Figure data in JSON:
· · · · · · ·

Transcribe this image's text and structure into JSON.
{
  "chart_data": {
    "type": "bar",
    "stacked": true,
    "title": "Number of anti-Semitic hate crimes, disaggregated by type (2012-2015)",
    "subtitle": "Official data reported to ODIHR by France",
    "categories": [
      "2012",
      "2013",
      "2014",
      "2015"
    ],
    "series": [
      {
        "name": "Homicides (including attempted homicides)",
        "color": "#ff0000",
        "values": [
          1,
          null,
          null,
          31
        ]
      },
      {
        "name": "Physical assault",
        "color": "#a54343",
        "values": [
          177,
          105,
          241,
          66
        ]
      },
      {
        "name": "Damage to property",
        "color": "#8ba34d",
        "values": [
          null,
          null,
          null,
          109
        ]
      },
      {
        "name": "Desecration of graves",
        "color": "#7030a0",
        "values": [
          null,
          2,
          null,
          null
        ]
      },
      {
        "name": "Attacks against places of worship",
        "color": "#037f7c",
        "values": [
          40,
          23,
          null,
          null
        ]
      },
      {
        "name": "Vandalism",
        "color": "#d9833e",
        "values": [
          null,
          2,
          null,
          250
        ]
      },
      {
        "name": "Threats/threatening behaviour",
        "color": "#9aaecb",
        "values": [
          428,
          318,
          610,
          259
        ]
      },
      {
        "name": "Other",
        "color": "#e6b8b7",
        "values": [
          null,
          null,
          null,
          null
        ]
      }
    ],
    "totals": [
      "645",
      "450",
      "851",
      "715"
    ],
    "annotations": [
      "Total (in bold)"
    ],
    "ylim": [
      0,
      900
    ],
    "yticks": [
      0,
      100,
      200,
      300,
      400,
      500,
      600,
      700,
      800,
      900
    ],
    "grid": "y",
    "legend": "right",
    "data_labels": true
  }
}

· · · · · · ·

Extract the complete listing above, reproducing each line exactly.

Transcribe this image's text and structure into JSON.
{
  "chart_data": {
    "type": "bar",
    "stacked": true,
    "title": "Number of anti-Semitic hate crimes, disaggregated by type (2012-2015)",
    "subtitle": "Official data reported to ODIHR by France",
    "categories": [
      "2012",
      "2013",
      "2014",
      "2015"
    ],
    "series": [
      {
        "name": "Homicides (including attempted homicides)",
        "color": "#ff0000",
        "values": [
          1,
          null,
          null,
          31
        ]
      },
      {
        "name": "Physical assault",
        "color": "#a54343",
        "values": [
          177,
          105,
          241,
          66
        ]
      },
      {
        "name": "Damage to property",
        "color": "#8ba34d",
        "values": [
          null,
          null,
          null,
          109
        ]
      },
      {
        "name": "Desecration of graves",
        "color": "#7030a0",
        "values": [
          null,
          2,
          null,
          null
        ]
      },
      {
        "name": "Attacks against places of worship",
        "color": "#037f7c",
        "values": [
          40,
          23,
          null,
          null
        ]
      },
      {
        "name": "Vandalism",
        "color": "#d9833e",
        "values": [
          null,
          2,
          null,
          250
        ]
      },
      {
        "name": "Threats/threatening behaviour",
        "color": "#9aaecb",
        "values": [
          428,
          318,
          610,
          259
        ]
      },
      {
        "name": "Other",
        "color": "#e6b8b7",
        "values": [
          null,
          null,
          null,
          null
        ]
      }
    ],
    "totals": [
      "645",
      "450",
      "851",
      "715"
    ],
    "annotations": [
      "Total (in bold)"
    ],
    "ylim": [
      0,
      900
    ],
    "yticks": [
      0,
      100,
      200,
      300,
      400,
      500,
      600,
      700,
      800,
      900
    ],
    "grid": "y",
    "legend": "right",
    "data_labels": true
  }
}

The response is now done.